MATERIAL FOR THIS EXERCISE:
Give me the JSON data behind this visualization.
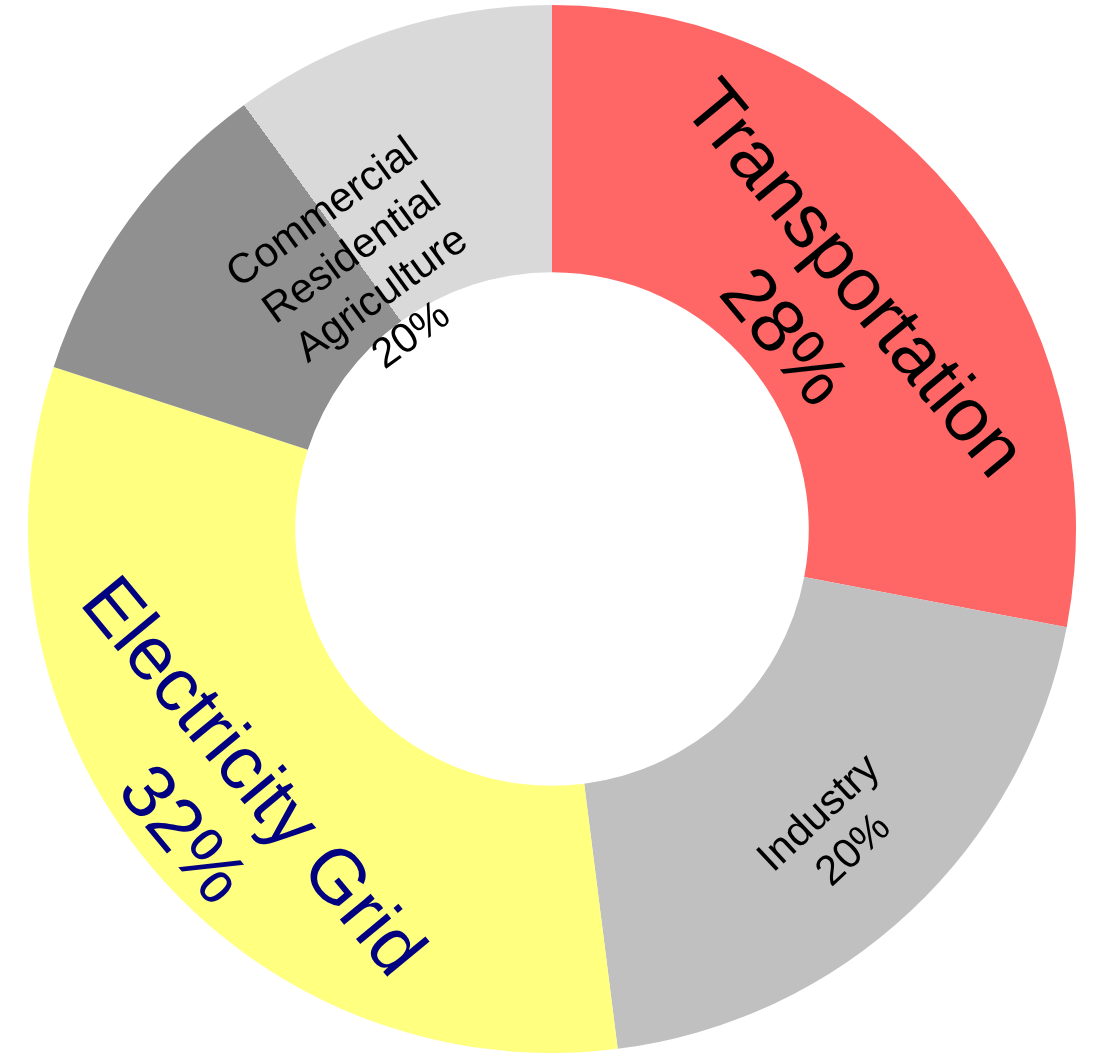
{
  "chart_data": {
    "type": "donut",
    "categories": [
      "Transportation",
      "Industry",
      "Electricity Grid",
      "Commercial\nResidential\nAgriculture"
    ],
    "values": [
      28,
      20,
      32,
      20
    ],
    "colors": [
      "#ff6666",
      "#c0c0c0",
      "#ffff80",
      [
        "#909090",
        "#d9d9d9"
      ]
    ],
    "value_labels": [
      "28%",
      "20%",
      "32%",
      "20%"
    ]
  }
}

WHAT TO DO: Transcribe every record above exactly as written, leaving out any pictures.

EXERCISE ANSWER:
Give me the JSON data behind this visualization.
{
  "chart_data": {
    "type": "donut",
    "categories": [
      "Transportation",
      "Industry",
      "Electricity Grid",
      "Commercial\nResidential\nAgriculture"
    ],
    "values": [
      28,
      20,
      32,
      20
    ],
    "colors": [
      "#ff6666",
      "#c0c0c0",
      "#ffff80",
      [
        "#909090",
        "#d9d9d9"
      ]
    ],
    "value_labels": [
      "28%",
      "20%",
      "32%",
      "20%"
    ]
  }
}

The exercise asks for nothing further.